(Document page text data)
* * * * * * *
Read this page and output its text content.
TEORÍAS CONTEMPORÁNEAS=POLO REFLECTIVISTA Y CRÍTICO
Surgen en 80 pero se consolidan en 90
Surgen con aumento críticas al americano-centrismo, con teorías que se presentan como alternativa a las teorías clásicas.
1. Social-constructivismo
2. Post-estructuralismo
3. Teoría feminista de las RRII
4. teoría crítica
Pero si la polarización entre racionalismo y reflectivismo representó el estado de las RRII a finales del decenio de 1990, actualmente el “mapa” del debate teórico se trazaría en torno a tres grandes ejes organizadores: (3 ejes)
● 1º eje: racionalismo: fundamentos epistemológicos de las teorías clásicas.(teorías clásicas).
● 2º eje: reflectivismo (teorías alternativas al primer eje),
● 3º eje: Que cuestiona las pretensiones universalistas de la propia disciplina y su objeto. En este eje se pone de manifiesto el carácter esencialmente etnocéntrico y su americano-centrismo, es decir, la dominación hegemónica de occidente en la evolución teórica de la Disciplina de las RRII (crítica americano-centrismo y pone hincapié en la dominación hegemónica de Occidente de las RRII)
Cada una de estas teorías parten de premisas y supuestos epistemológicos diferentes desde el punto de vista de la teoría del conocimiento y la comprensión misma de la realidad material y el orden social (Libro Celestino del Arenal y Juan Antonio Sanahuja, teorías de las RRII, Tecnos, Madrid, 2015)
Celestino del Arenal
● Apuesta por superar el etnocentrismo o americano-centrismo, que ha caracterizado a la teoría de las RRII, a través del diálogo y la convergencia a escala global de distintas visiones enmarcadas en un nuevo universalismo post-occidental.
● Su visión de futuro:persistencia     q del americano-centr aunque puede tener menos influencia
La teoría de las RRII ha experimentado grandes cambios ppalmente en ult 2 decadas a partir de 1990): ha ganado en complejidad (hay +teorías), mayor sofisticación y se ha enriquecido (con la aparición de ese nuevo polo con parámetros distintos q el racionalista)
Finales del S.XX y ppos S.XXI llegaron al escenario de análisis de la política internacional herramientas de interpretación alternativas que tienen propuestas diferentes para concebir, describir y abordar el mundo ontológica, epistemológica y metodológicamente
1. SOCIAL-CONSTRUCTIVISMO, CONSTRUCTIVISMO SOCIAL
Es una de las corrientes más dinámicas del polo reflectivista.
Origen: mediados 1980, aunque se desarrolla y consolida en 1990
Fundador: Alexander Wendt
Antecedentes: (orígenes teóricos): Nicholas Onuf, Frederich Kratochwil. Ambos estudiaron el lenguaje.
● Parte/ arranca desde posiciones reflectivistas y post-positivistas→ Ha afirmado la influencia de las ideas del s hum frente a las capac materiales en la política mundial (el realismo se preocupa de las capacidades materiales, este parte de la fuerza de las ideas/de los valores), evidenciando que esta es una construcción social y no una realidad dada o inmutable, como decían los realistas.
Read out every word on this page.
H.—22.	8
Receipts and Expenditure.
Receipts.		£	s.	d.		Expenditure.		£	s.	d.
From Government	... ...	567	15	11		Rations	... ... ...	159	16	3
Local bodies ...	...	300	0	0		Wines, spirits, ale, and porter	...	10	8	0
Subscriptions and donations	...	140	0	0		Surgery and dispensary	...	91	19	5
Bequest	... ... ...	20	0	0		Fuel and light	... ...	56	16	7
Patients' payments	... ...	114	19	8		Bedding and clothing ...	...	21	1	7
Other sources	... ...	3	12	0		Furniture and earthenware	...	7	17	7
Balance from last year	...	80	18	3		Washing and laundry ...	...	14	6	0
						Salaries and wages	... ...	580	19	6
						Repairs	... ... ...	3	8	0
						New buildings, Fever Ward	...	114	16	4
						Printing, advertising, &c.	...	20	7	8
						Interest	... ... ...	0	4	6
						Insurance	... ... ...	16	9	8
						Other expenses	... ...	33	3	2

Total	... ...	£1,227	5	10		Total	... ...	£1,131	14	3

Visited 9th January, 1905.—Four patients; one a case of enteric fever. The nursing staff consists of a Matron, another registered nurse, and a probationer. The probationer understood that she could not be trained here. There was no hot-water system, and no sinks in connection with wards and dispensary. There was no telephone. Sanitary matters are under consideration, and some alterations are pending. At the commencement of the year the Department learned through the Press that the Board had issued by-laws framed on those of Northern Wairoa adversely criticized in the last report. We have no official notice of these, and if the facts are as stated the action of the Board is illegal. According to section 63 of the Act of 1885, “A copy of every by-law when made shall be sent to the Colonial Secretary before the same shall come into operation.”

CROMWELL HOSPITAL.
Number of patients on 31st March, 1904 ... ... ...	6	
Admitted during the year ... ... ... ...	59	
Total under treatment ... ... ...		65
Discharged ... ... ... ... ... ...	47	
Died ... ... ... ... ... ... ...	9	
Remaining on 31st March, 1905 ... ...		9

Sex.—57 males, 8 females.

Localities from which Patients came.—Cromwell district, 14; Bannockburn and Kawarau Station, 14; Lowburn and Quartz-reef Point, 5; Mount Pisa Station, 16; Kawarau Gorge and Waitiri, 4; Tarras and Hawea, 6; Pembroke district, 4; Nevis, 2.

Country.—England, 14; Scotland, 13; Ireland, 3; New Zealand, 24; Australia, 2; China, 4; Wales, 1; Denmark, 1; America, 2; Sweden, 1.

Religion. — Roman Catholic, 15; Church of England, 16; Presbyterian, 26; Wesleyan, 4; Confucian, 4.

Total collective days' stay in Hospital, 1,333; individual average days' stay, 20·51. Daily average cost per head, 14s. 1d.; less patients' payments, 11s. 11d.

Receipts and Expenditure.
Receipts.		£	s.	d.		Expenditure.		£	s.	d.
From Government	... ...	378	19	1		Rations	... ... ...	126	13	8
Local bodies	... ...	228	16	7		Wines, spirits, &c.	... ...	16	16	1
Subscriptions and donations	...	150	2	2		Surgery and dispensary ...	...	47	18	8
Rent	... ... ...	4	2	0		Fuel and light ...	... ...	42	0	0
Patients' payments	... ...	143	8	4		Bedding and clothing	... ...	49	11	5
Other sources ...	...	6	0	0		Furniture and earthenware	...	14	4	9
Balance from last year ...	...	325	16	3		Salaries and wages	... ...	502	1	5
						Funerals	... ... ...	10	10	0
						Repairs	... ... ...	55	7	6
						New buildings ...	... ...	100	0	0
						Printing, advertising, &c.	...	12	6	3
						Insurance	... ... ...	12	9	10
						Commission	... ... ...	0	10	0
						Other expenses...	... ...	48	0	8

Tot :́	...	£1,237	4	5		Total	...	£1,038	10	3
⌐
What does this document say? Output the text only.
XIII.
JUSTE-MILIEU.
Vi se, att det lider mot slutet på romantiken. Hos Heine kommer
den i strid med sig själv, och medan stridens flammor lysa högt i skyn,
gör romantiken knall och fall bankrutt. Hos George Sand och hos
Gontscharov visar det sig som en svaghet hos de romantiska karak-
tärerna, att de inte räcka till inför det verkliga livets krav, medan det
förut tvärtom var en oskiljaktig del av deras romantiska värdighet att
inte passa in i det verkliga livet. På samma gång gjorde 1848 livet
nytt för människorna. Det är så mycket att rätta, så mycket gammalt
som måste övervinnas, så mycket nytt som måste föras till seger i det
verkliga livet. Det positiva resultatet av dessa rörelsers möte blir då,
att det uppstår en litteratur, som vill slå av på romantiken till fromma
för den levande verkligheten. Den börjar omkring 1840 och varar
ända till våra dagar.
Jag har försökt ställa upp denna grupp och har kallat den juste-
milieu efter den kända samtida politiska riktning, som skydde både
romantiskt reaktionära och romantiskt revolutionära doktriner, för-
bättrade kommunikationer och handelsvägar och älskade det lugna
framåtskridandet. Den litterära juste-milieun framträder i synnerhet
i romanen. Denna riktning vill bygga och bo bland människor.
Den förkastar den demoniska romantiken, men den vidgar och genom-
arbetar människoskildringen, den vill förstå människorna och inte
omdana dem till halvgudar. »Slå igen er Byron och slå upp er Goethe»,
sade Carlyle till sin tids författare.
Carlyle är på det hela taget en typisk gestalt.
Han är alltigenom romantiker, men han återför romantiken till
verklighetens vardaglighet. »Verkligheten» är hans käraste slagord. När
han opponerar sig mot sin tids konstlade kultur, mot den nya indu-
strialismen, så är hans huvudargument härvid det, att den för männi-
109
* * * * * * *
_YOUR GOAL:_
What lines in the entries above include the string "nuevo"? Return each one.

_WRITTEN RESPONSE:_
● Apuesta por superar el etnocentrismo o americano-centrismo, que ha caracterizado a la teoría de las RRII, a través del diálogo y la convergencia a escala global de distintas visiones enmarcadas en un nuevo universalismo post-occidental.
La teoría de las RRII ha experimentado grandes cambios ppalmente en ult 2 decadas a partir de 1990): ha ganado en complejidad (hay +teorías), mayor sofisticación y se ha enriquecido (con la aparición de ese nuevo polo con parámetros distintos q el racionalista)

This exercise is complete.